== GOAL OF THE EXERCISE ==
Work out the number of lines in the listing that include the string "build". Reply with that number alone.

== WORKING DATA ==
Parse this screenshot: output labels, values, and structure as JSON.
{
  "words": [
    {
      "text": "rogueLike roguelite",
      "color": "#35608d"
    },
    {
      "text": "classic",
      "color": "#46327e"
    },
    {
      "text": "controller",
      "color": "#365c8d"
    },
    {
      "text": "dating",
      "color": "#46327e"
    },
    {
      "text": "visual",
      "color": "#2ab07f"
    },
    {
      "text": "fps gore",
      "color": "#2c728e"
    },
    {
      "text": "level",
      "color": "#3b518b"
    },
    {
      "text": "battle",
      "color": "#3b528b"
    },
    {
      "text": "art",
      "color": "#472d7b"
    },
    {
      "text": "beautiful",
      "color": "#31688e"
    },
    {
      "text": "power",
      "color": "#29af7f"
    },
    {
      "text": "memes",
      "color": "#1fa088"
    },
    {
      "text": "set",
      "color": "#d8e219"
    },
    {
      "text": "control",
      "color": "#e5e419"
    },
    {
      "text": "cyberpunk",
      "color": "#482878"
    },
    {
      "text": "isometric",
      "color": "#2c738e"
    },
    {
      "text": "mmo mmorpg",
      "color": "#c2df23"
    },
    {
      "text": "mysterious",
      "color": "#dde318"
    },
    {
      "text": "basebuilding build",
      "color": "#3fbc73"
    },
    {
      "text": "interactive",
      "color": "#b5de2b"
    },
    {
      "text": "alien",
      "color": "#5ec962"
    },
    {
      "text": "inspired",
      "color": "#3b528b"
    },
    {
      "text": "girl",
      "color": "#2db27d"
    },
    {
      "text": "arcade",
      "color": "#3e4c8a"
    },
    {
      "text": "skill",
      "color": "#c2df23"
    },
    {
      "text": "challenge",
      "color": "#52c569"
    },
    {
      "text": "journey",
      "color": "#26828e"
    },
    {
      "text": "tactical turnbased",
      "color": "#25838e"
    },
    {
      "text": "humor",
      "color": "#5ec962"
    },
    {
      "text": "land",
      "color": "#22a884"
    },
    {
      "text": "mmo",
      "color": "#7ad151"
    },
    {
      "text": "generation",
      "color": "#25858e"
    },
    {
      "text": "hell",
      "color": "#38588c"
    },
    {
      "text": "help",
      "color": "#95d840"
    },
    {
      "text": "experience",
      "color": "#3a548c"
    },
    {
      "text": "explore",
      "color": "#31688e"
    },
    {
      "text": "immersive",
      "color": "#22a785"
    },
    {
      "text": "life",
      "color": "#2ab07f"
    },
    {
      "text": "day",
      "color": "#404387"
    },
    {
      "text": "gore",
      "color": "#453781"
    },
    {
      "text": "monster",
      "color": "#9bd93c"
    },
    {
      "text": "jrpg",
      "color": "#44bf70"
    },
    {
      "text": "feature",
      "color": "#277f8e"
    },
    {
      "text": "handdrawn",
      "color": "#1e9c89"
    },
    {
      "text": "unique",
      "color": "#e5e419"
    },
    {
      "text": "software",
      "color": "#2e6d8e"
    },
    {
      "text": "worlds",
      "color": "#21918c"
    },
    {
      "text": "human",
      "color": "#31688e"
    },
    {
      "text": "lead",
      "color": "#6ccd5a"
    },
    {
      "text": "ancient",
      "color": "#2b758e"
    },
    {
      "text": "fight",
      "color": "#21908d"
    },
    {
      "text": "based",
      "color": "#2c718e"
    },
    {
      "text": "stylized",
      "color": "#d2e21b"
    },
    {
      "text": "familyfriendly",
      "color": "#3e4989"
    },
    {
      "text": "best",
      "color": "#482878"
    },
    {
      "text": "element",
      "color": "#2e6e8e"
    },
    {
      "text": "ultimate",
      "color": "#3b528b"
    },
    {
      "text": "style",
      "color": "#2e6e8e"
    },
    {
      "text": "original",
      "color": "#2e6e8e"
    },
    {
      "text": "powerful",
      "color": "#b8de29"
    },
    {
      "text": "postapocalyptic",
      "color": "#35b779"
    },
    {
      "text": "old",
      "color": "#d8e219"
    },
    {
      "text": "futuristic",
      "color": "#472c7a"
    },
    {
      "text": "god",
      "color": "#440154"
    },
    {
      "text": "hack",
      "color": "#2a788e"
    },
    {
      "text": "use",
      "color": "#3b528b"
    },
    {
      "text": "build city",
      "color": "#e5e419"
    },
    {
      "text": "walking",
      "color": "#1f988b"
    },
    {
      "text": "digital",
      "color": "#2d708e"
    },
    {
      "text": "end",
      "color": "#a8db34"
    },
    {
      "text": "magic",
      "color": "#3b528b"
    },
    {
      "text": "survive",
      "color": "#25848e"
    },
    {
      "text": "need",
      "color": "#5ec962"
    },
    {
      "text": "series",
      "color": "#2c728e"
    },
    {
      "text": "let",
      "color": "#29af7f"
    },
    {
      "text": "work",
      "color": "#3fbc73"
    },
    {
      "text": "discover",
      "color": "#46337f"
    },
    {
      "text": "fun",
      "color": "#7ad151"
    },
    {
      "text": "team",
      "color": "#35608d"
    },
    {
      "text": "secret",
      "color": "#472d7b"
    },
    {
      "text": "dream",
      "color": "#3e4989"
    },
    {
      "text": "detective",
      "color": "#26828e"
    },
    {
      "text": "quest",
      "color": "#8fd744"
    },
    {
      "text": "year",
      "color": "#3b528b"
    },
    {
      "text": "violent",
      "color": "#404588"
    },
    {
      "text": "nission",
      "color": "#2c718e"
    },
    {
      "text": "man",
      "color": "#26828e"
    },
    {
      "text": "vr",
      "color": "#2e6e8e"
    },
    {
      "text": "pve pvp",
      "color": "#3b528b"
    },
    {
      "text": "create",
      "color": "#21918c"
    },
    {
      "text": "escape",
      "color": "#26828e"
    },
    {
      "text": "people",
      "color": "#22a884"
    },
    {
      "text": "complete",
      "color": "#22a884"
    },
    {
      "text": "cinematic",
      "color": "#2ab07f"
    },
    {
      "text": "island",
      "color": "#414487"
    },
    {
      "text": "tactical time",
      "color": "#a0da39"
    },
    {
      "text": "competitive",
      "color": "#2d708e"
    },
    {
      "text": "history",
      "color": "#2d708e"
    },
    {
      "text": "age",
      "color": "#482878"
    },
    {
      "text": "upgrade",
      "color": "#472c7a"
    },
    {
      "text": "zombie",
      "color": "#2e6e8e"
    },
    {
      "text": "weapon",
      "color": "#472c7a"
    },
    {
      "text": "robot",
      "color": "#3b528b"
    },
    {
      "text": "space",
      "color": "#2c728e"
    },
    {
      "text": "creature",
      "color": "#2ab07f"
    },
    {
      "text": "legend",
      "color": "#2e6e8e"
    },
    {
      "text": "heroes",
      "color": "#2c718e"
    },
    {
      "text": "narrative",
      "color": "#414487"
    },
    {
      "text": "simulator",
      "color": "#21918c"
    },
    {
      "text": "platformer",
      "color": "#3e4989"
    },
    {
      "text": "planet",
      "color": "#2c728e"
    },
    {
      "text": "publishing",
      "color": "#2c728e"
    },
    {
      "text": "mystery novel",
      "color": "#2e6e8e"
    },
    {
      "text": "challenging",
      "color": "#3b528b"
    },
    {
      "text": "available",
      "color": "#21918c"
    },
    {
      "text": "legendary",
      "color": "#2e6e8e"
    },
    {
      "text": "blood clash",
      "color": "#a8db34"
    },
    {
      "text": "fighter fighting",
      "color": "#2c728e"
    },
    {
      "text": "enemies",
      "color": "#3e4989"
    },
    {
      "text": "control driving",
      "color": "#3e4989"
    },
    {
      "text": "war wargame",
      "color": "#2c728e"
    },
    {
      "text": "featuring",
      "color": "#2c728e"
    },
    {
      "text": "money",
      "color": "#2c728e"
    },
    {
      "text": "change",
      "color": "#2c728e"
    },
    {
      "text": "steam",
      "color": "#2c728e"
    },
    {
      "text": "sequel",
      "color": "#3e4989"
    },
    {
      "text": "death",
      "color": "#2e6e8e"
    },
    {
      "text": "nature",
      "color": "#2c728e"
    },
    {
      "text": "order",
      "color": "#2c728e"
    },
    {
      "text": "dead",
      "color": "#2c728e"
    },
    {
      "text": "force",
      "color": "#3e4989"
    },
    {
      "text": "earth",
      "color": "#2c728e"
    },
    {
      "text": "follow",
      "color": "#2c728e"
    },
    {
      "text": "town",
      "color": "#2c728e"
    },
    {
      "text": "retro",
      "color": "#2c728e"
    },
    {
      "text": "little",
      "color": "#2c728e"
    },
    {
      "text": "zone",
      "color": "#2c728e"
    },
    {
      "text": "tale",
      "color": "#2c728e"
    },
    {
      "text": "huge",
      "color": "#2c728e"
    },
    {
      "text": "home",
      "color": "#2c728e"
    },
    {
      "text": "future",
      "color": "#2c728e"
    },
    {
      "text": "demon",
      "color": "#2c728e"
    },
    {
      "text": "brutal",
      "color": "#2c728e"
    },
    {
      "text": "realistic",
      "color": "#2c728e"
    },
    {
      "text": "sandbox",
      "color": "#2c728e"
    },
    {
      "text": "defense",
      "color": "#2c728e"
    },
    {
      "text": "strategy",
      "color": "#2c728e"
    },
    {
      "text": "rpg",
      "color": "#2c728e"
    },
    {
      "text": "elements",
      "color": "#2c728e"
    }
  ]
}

== ANSWER TO THIS TASK ==
2